* [Exercise] Pick out every line in the items below that contains the string "label", and copy each one.

* [Data to use]
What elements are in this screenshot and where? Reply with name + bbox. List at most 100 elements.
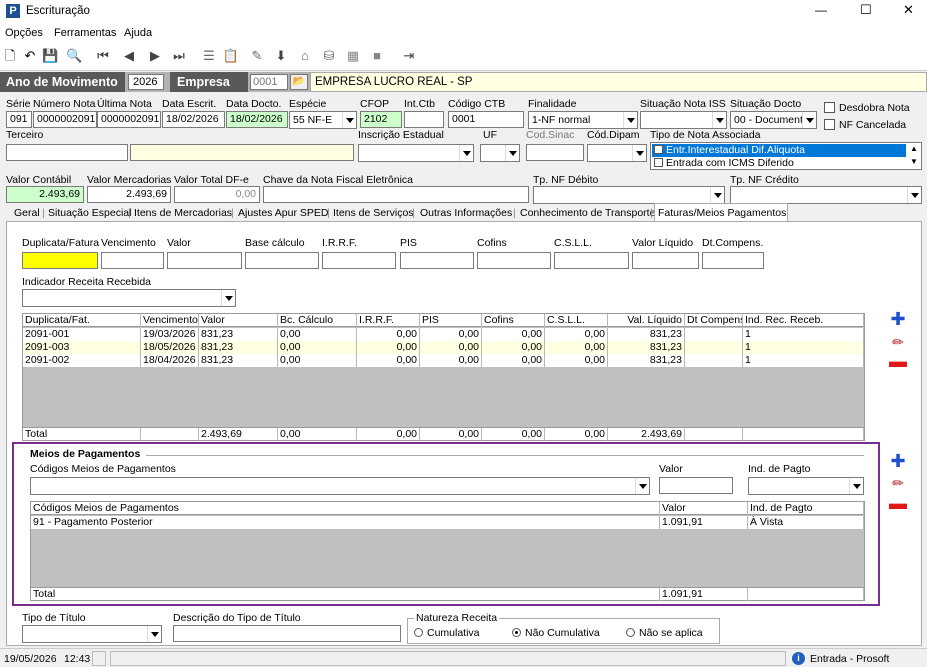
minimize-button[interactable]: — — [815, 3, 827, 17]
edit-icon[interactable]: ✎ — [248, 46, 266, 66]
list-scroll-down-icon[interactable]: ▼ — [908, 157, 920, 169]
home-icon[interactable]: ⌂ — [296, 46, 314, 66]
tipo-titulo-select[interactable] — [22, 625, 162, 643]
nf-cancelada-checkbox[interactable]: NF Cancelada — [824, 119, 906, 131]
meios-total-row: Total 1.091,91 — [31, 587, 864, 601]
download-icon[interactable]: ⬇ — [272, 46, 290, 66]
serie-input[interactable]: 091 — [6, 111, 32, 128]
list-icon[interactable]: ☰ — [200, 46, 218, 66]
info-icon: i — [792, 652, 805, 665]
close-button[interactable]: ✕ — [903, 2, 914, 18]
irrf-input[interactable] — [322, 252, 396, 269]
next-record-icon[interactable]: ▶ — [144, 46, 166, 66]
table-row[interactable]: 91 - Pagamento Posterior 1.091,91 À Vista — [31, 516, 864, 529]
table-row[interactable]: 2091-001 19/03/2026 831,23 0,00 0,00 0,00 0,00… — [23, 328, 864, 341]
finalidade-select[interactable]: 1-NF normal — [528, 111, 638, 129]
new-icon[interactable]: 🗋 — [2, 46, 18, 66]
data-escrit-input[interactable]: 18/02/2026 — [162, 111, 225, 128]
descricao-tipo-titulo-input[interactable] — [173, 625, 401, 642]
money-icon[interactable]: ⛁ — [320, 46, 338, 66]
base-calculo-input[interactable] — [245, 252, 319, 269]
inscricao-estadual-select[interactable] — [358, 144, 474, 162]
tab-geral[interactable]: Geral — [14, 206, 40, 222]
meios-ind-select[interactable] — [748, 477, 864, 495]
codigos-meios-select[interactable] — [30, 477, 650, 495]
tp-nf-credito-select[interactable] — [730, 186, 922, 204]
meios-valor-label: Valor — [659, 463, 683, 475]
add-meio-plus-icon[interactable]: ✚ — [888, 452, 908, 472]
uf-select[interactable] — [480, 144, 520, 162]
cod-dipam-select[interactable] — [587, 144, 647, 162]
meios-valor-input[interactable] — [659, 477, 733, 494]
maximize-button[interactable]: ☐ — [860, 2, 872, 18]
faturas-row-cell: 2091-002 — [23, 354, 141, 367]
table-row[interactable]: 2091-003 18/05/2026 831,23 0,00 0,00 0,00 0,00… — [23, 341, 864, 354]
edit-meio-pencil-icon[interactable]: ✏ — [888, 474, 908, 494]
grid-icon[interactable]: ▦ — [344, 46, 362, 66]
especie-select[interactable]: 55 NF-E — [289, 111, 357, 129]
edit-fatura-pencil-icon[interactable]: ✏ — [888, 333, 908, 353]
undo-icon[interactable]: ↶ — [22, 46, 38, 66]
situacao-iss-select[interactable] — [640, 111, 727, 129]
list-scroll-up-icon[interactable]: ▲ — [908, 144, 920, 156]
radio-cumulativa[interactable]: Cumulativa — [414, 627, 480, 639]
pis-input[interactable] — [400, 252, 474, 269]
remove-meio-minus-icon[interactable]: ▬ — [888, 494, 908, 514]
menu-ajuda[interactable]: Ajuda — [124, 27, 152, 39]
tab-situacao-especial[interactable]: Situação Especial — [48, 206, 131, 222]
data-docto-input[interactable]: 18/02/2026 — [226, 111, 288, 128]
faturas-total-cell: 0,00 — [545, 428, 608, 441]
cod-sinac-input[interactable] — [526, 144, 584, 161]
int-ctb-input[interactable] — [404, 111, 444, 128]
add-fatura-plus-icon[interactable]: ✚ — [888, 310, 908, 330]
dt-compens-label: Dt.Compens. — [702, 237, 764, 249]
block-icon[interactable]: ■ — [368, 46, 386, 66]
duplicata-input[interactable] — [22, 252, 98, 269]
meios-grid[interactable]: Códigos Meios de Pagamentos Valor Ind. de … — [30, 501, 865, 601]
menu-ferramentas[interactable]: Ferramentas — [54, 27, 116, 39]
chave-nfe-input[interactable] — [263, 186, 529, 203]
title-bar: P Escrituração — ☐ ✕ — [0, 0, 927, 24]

* [Answer to this exercise]
meios-valor-label: Valor — [659, 463, 683, 475]
dt-compens-label: Dt.Compens. — [702, 237, 764, 249]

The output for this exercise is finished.